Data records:
^^^^^^^^^^^^^^^^

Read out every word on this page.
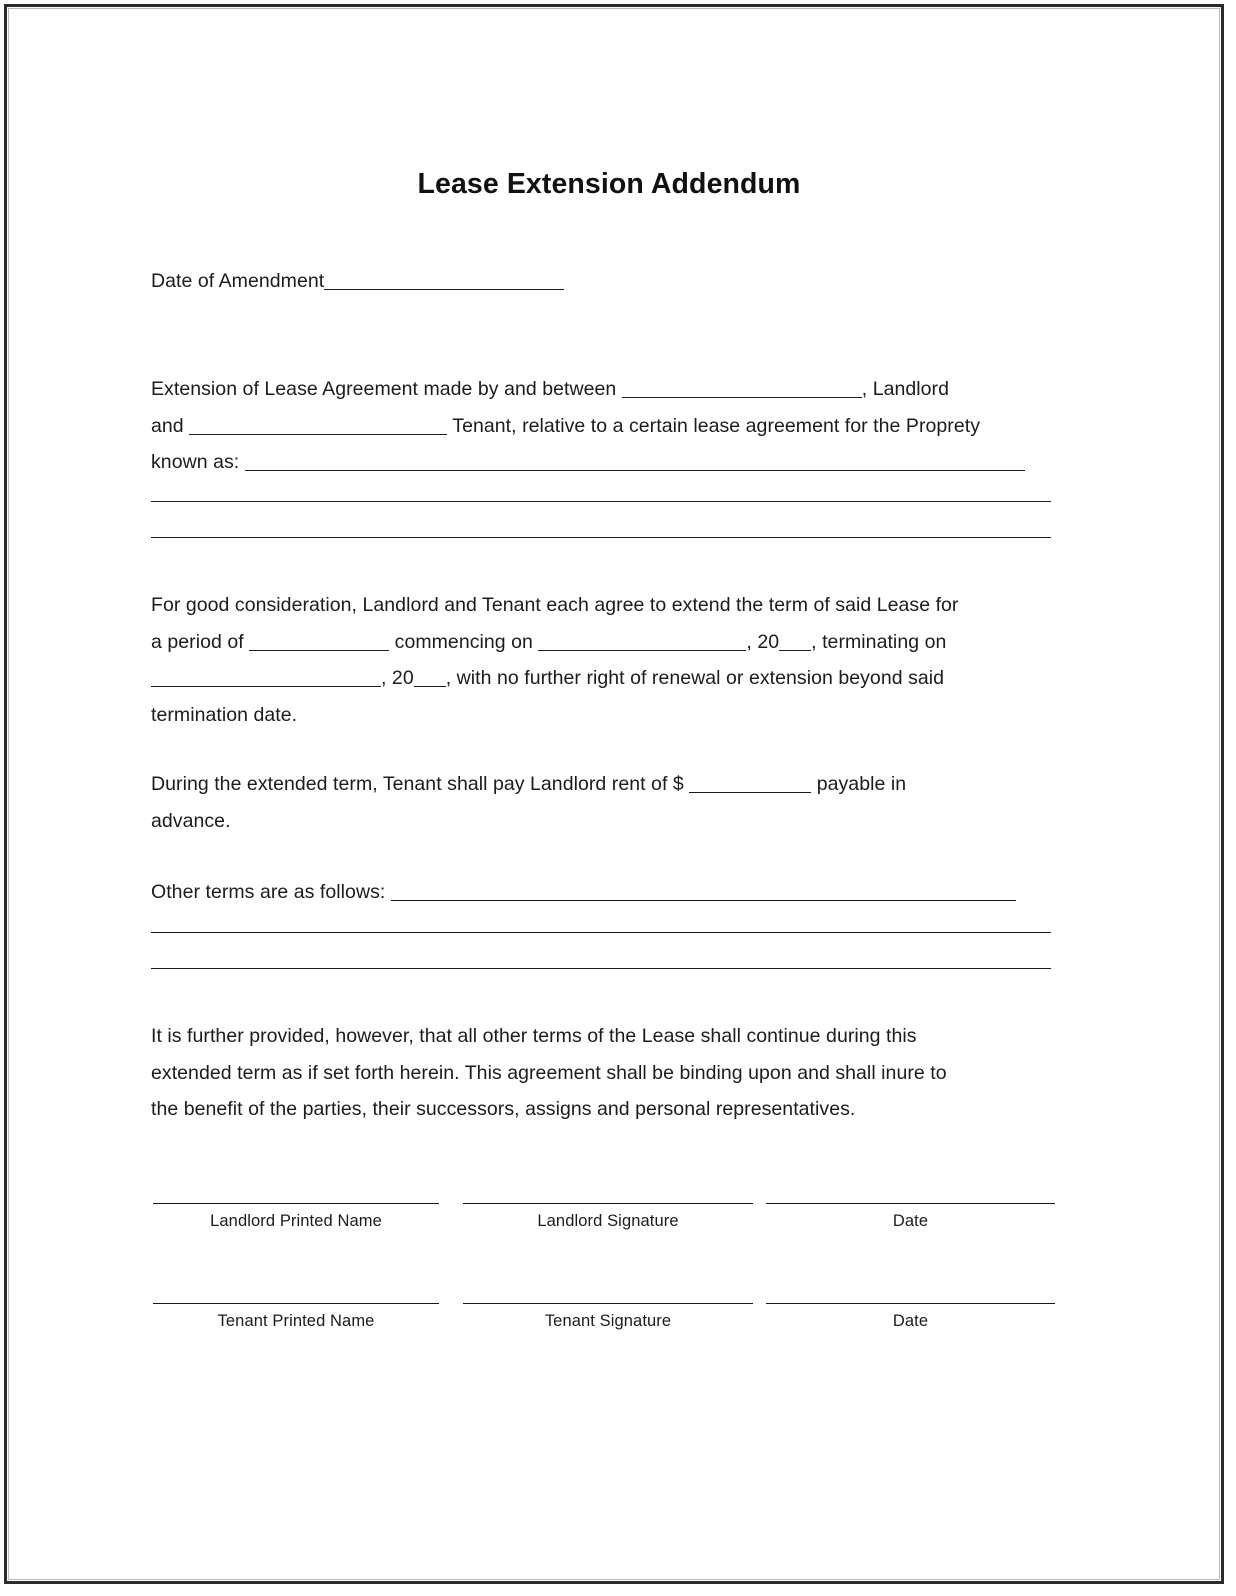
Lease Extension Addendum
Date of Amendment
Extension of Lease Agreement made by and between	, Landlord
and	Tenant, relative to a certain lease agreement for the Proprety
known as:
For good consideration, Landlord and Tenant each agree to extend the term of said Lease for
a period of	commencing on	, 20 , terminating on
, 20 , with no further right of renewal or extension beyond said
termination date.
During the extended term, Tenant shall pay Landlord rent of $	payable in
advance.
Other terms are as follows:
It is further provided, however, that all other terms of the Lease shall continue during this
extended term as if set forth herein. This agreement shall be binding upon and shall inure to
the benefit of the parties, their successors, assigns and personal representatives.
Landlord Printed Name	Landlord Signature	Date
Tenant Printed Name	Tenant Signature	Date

^^^^^^^^^^^^^^^^

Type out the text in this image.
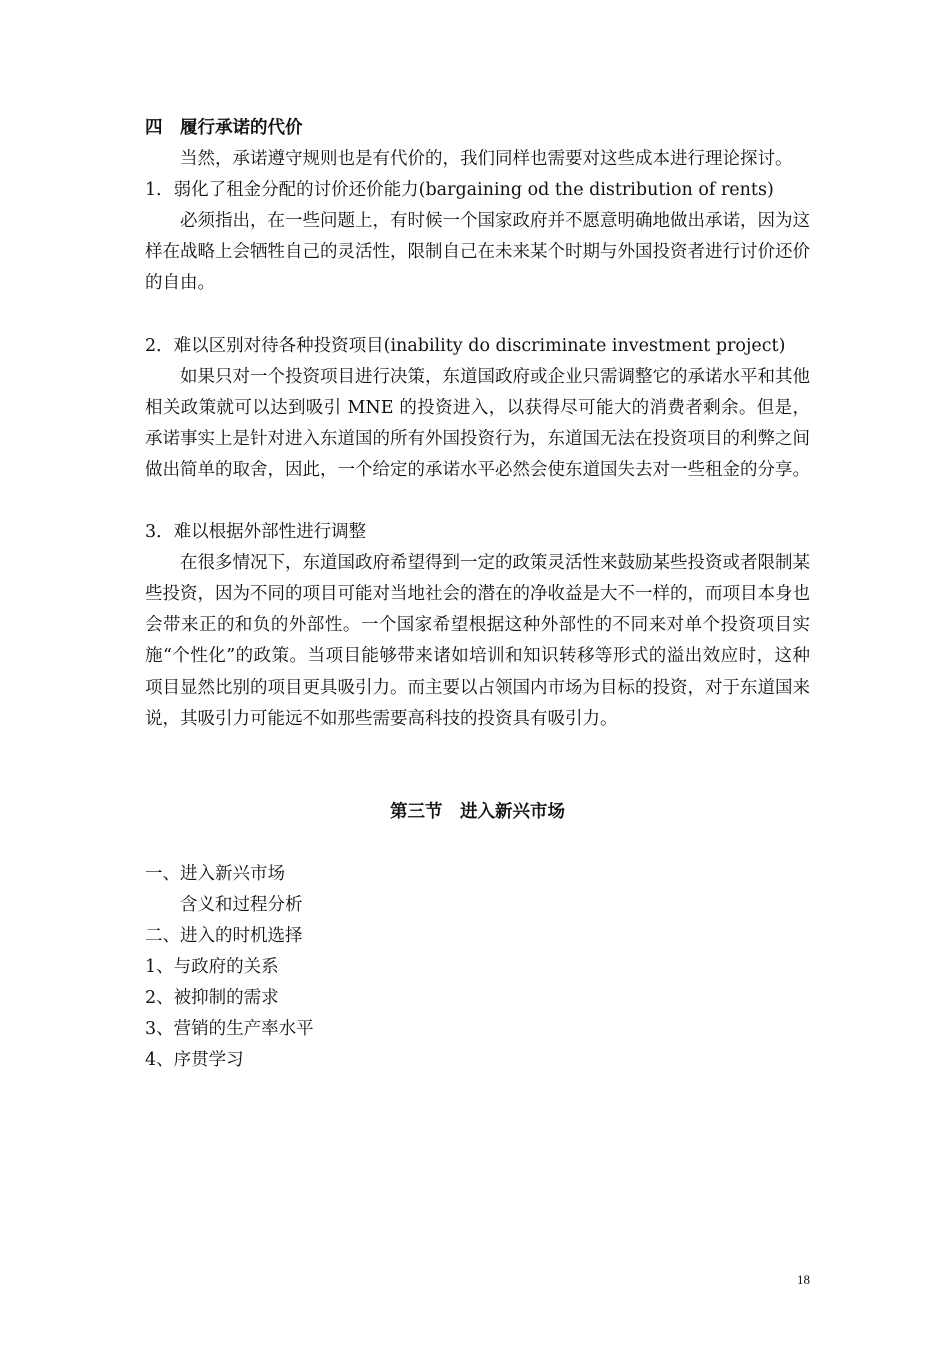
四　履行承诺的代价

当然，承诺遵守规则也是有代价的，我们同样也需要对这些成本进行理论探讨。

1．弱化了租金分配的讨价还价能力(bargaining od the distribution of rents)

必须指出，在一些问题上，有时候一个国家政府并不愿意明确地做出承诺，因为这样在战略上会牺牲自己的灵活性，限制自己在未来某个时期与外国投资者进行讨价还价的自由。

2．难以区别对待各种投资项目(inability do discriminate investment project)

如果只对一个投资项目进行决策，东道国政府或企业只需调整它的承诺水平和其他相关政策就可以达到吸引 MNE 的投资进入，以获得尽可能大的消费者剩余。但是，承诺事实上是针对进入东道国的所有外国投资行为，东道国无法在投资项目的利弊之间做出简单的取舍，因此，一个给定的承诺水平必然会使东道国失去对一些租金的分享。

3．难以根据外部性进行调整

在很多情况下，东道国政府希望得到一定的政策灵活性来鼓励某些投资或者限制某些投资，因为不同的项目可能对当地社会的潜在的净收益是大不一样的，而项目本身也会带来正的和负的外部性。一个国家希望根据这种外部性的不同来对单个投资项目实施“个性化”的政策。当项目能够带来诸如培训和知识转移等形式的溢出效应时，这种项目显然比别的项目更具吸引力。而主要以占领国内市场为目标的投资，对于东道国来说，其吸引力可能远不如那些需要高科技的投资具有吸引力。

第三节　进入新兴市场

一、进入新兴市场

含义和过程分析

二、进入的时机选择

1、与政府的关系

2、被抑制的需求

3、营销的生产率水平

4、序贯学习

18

^^^^^^^^^^^^^^^^

◆ Short problem ◆
Go through the material and select each line with the string "further" in it.

◆ Correct answer ◆
, 20 , with no further right of renewal or extension beyond said
It is further provided, however, that all other terms of the Lease shall continue during this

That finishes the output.